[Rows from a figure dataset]
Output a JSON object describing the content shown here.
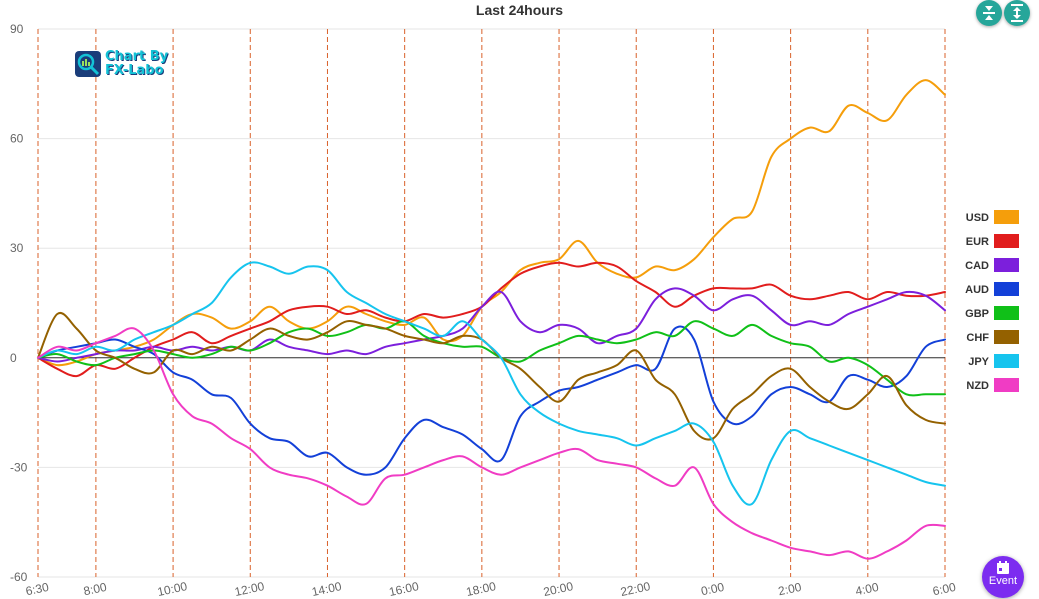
{
  "chart_data": {
    "type": "line",
    "title": "Last 24hours",
    "xlabel": "",
    "ylabel": "",
    "ylim": [
      -60,
      90
    ],
    "yticks": [
      -60,
      -30,
      0,
      30,
      60,
      90
    ],
    "grid": true,
    "legend_position": "right",
    "x": [
      0,
      0.5,
      1,
      1.5,
      2,
      2.5,
      3,
      3.5,
      4,
      4.5,
      5,
      5.5,
      6,
      6.5,
      7,
      7.5,
      8,
      8.5,
      9,
      9.5,
      10,
      10.5,
      11,
      11.5,
      12,
      12.5,
      13,
      13.5,
      14,
      14.5,
      15,
      15.5,
      16,
      16.5,
      17,
      17.5,
      18,
      18.5,
      19,
      19.5,
      20,
      20.5,
      21,
      21.5,
      22,
      22.5,
      23,
      23.5
    ],
    "x_tick_labels": [
      {
        "label": "6:30",
        "x": 0
      },
      {
        "label": "8:00",
        "x": 1.5
      },
      {
        "label": "10:00",
        "x": 3.5
      },
      {
        "label": "12:00",
        "x": 5.5
      },
      {
        "label": "14:00",
        "x": 7.5
      },
      {
        "label": "16:00",
        "x": 9.5
      },
      {
        "label": "18:00",
        "x": 11.5
      },
      {
        "label": "20:00",
        "x": 13.5
      },
      {
        "label": "22:00",
        "x": 15.5
      },
      {
        "label": "0:00",
        "x": 17.5
      },
      {
        "label": "2:00",
        "x": 19.5
      },
      {
        "label": "4:00",
        "x": 21.5
      },
      {
        "label": "6:00",
        "x": 23.5
      }
    ],
    "series": [
      {
        "name": "USD",
        "color": "#f59e0b",
        "values": [
          0,
          -2,
          -1,
          1,
          2,
          3,
          5,
          9,
          12,
          11,
          8,
          10,
          14,
          10,
          8,
          10,
          14,
          12,
          10,
          9,
          11,
          5,
          6,
          14,
          18,
          24,
          26,
          27,
          32,
          26,
          23,
          22,
          25,
          24,
          27,
          33,
          38,
          40,
          55,
          60,
          63,
          62,
          69,
          67,
          65,
          72,
          76,
          72
        ]
      },
      {
        "name": "EUR",
        "color": "#e11d1d",
        "values": [
          0,
          -3,
          -5,
          -2,
          -3,
          0,
          3,
          5,
          7,
          4,
          6,
          8,
          10,
          13,
          14,
          14,
          12,
          13,
          11,
          10,
          12,
          11,
          12,
          14,
          19,
          23,
          25,
          26,
          25,
          26,
          25,
          21,
          18,
          14,
          17,
          19,
          19,
          19,
          20,
          17,
          16,
          17,
          18,
          16,
          18,
          17,
          17,
          18
        ]
      },
      {
        "name": "CAD",
        "color": "#7c1fdc",
        "values": [
          0,
          -1,
          0,
          1,
          2,
          2,
          3,
          2,
          3,
          2,
          3,
          2,
          5,
          3,
          2,
          1,
          2,
          1,
          3,
          4,
          5,
          6,
          8,
          14,
          18,
          10,
          7,
          9,
          8,
          4,
          6,
          8,
          16,
          19,
          17,
          13,
          16,
          17,
          13,
          9,
          10,
          9,
          12,
          14,
          16,
          18,
          17,
          13
        ]
      },
      {
        "name": "AUD",
        "color": "#1340d8",
        "values": [
          0,
          2,
          3,
          4,
          5,
          3,
          1,
          -4,
          -6,
          -10,
          -11,
          -18,
          -22,
          -23,
          -27,
          -26,
          -30,
          -32,
          -30,
          -22,
          -17,
          -19,
          -21,
          -25,
          -28,
          -16,
          -12,
          -9,
          -8,
          -6,
          -4,
          -2,
          -3,
          8,
          5,
          -12,
          -18,
          -16,
          -10,
          -8,
          -10,
          -12,
          -5,
          -6,
          -8,
          -5,
          3,
          5
        ]
      },
      {
        "name": "GBP",
        "color": "#10c018",
        "values": [
          0,
          1,
          -1,
          -2,
          0,
          1,
          2,
          1,
          0,
          1,
          3,
          2,
          4,
          7,
          8,
          6,
          7,
          9,
          8,
          10,
          6,
          4,
          3,
          3,
          0,
          -1,
          2,
          4,
          6,
          5,
          4,
          5,
          7,
          6,
          10,
          8,
          6,
          9,
          6,
          4,
          3,
          -1,
          0,
          -2,
          -6,
          -10,
          -10,
          -10
        ]
      },
      {
        "name": "CHF",
        "color": "#946100",
        "values": [
          0,
          12,
          8,
          2,
          0,
          -3,
          -4,
          2,
          1,
          3,
          2,
          5,
          8,
          6,
          5,
          7,
          10,
          9,
          8,
          6,
          5,
          4,
          6,
          5,
          0,
          -3,
          -8,
          -12,
          -6,
          -4,
          -2,
          2,
          -6,
          -10,
          -20,
          -22,
          -14,
          -10,
          -5,
          -3,
          -8,
          -12,
          -14,
          -10,
          -5,
          -13,
          -17,
          -18
        ]
      },
      {
        "name": "JPY",
        "color": "#16c4ee",
        "values": [
          0,
          2,
          1,
          3,
          2,
          5,
          7,
          9,
          12,
          15,
          22,
          26,
          25,
          23,
          25,
          24,
          18,
          15,
          12,
          10,
          8,
          6,
          10,
          5,
          0,
          -10,
          -15,
          -18,
          -20,
          -21,
          -22,
          -24,
          -22,
          -20,
          -18,
          -23,
          -35,
          -40,
          -28,
          -20,
          -22,
          -24,
          -26,
          -28,
          -30,
          -32,
          -34,
          -35
        ]
      },
      {
        "name": "NZD",
        "color": "#f03cc4",
        "values": [
          0,
          3,
          2,
          4,
          6,
          8,
          2,
          -10,
          -16,
          -18,
          -22,
          -25,
          -30,
          -32,
          -33,
          -35,
          -38,
          -40,
          -33,
          -32,
          -30,
          -28,
          -27,
          -30,
          -32,
          -30,
          -28,
          -26,
          -25,
          -28,
          -29,
          -30,
          -33,
          -35,
          -30,
          -40,
          -45,
          -48,
          -50,
          -52,
          -53,
          -54,
          -53,
          -55,
          -53,
          -50,
          -46,
          -46
        ]
      }
    ]
  },
  "controls": {
    "event_label": "Event",
    "watermark_line1": "Chart By",
    "watermark_line2": "FX-Labo"
  }
}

[TASK]: Write out the whole listing exactly, and drop the pictures.

[COMPLETE RESPONSE]:
Output a JSON object describing the content shown here.
{
  "chart_data": {
    "type": "line",
    "title": "Last 24hours",
    "xlabel": "",
    "ylabel": "",
    "ylim": [
      -60,
      90
    ],
    "yticks": [
      -60,
      -30,
      0,
      30,
      60,
      90
    ],
    "grid": true,
    "legend_position": "right",
    "x": [
      0,
      0.5,
      1,
      1.5,
      2,
      2.5,
      3,
      3.5,
      4,
      4.5,
      5,
      5.5,
      6,
      6.5,
      7,
      7.5,
      8,
      8.5,
      9,
      9.5,
      10,
      10.5,
      11,
      11.5,
      12,
      12.5,
      13,
      13.5,
      14,
      14.5,
      15,
      15.5,
      16,
      16.5,
      17,
      17.5,
      18,
      18.5,
      19,
      19.5,
      20,
      20.5,
      21,
      21.5,
      22,
      22.5,
      23,
      23.5
    ],
    "x_tick_labels": [
      {
        "label": "6:30",
        "x": 0
      },
      {
        "label": "8:00",
        "x": 1.5
      },
      {
        "label": "10:00",
        "x": 3.5
      },
      {
        "label": "12:00",
        "x": 5.5
      },
      {
        "label": "14:00",
        "x": 7.5
      },
      {
        "label": "16:00",
        "x": 9.5
      },
      {
        "label": "18:00",
        "x": 11.5
      },
      {
        "label": "20:00",
        "x": 13.5
      },
      {
        "label": "22:00",
        "x": 15.5
      },
      {
        "label": "0:00",
        "x": 17.5
      },
      {
        "label": "2:00",
        "x": 19.5
      },
      {
        "label": "4:00",
        "x": 21.5
      },
      {
        "label": "6:00",
        "x": 23.5
      }
    ],
    "series": [
      {
        "name": "USD",
        "color": "#f59e0b",
        "values": [
          0,
          -2,
          -1,
          1,
          2,
          3,
          5,
          9,
          12,
          11,
          8,
          10,
          14,
          10,
          8,
          10,
          14,
          12,
          10,
          9,
          11,
          5,
          6,
          14,
          18,
          24,
          26,
          27,
          32,
          26,
          23,
          22,
          25,
          24,
          27,
          33,
          38,
          40,
          55,
          60,
          63,
          62,
          69,
          67,
          65,
          72,
          76,
          72
        ]
      },
      {
        "name": "EUR",
        "color": "#e11d1d",
        "values": [
          0,
          -3,
          -5,
          -2,
          -3,
          0,
          3,
          5,
          7,
          4,
          6,
          8,
          10,
          13,
          14,
          14,
          12,
          13,
          11,
          10,
          12,
          11,
          12,
          14,
          19,
          23,
          25,
          26,
          25,
          26,
          25,
          21,
          18,
          14,
          17,
          19,
          19,
          19,
          20,
          17,
          16,
          17,
          18,
          16,
          18,
          17,
          17,
          18
        ]
      },
      {
        "name": "CAD",
        "color": "#7c1fdc",
        "values": [
          0,
          -1,
          0,
          1,
          2,
          2,
          3,
          2,
          3,
          2,
          3,
          2,
          5,
          3,
          2,
          1,
          2,
          1,
          3,
          4,
          5,
          6,
          8,
          14,
          18,
          10,
          7,
          9,
          8,
          4,
          6,
          8,
          16,
          19,
          17,
          13,
          16,
          17,
          13,
          9,
          10,
          9,
          12,
          14,
          16,
          18,
          17,
          13
        ]
      },
      {
        "name": "AUD",
        "color": "#1340d8",
        "values": [
          0,
          2,
          3,
          4,
          5,
          3,
          1,
          -4,
          -6,
          -10,
          -11,
          -18,
          -22,
          -23,
          -27,
          -26,
          -30,
          -32,
          -30,
          -22,
          -17,
          -19,
          -21,
          -25,
          -28,
          -16,
          -12,
          -9,
          -8,
          -6,
          -4,
          -2,
          -3,
          8,
          5,
          -12,
          -18,
          -16,
          -10,
          -8,
          -10,
          -12,
          -5,
          -6,
          -8,
          -5,
          3,
          5
        ]
      },
      {
        "name": "GBP",
        "color": "#10c018",
        "values": [
          0,
          1,
          -1,
          -2,
          0,
          1,
          2,
          1,
          0,
          1,
          3,
          2,
          4,
          7,
          8,
          6,
          7,
          9,
          8,
          10,
          6,
          4,
          3,
          3,
          0,
          -1,
          2,
          4,
          6,
          5,
          4,
          5,
          7,
          6,
          10,
          8,
          6,
          9,
          6,
          4,
          3,
          -1,
          0,
          -2,
          -6,
          -10,
          -10,
          -10
        ]
      },
      {
        "name": "CHF",
        "color": "#946100",
        "values": [
          0,
          12,
          8,
          2,
          0,
          -3,
          -4,
          2,
          1,
          3,
          2,
          5,
          8,
          6,
          5,
          7,
          10,
          9,
          8,
          6,
          5,
          4,
          6,
          5,
          0,
          -3,
          -8,
          -12,
          -6,
          -4,
          -2,
          2,
          -6,
          -10,
          -20,
          -22,
          -14,
          -10,
          -5,
          -3,
          -8,
          -12,
          -14,
          -10,
          -5,
          -13,
          -17,
          -18
        ]
      },
      {
        "name": "JPY",
        "color": "#16c4ee",
        "values": [
          0,
          2,
          1,
          3,
          2,
          5,
          7,
          9,
          12,
          15,
          22,
          26,
          25,
          23,
          25,
          24,
          18,
          15,
          12,
          10,
          8,
          6,
          10,
          5,
          0,
          -10,
          -15,
          -18,
          -20,
          -21,
          -22,
          -24,
          -22,
          -20,
          -18,
          -23,
          -35,
          -40,
          -28,
          -20,
          -22,
          -24,
          -26,
          -28,
          -30,
          -32,
          -34,
          -35
        ]
      },
      {
        "name": "NZD",
        "color": "#f03cc4",
        "values": [
          0,
          3,
          2,
          4,
          6,
          8,
          2,
          -10,
          -16,
          -18,
          -22,
          -25,
          -30,
          -32,
          -33,
          -35,
          -38,
          -40,
          -33,
          -32,
          -30,
          -28,
          -27,
          -30,
          -32,
          -30,
          -28,
          -26,
          -25,
          -28,
          -29,
          -30,
          -33,
          -35,
          -30,
          -40,
          -45,
          -48,
          -50,
          -52,
          -53,
          -54,
          -53,
          -55,
          -53,
          -50,
          -46,
          -46
        ]
      }
    ]
  },
  "controls": {
    "event_label": "Event",
    "watermark_line1": "Chart By",
    "watermark_line2": "FX-Labo"
  }
}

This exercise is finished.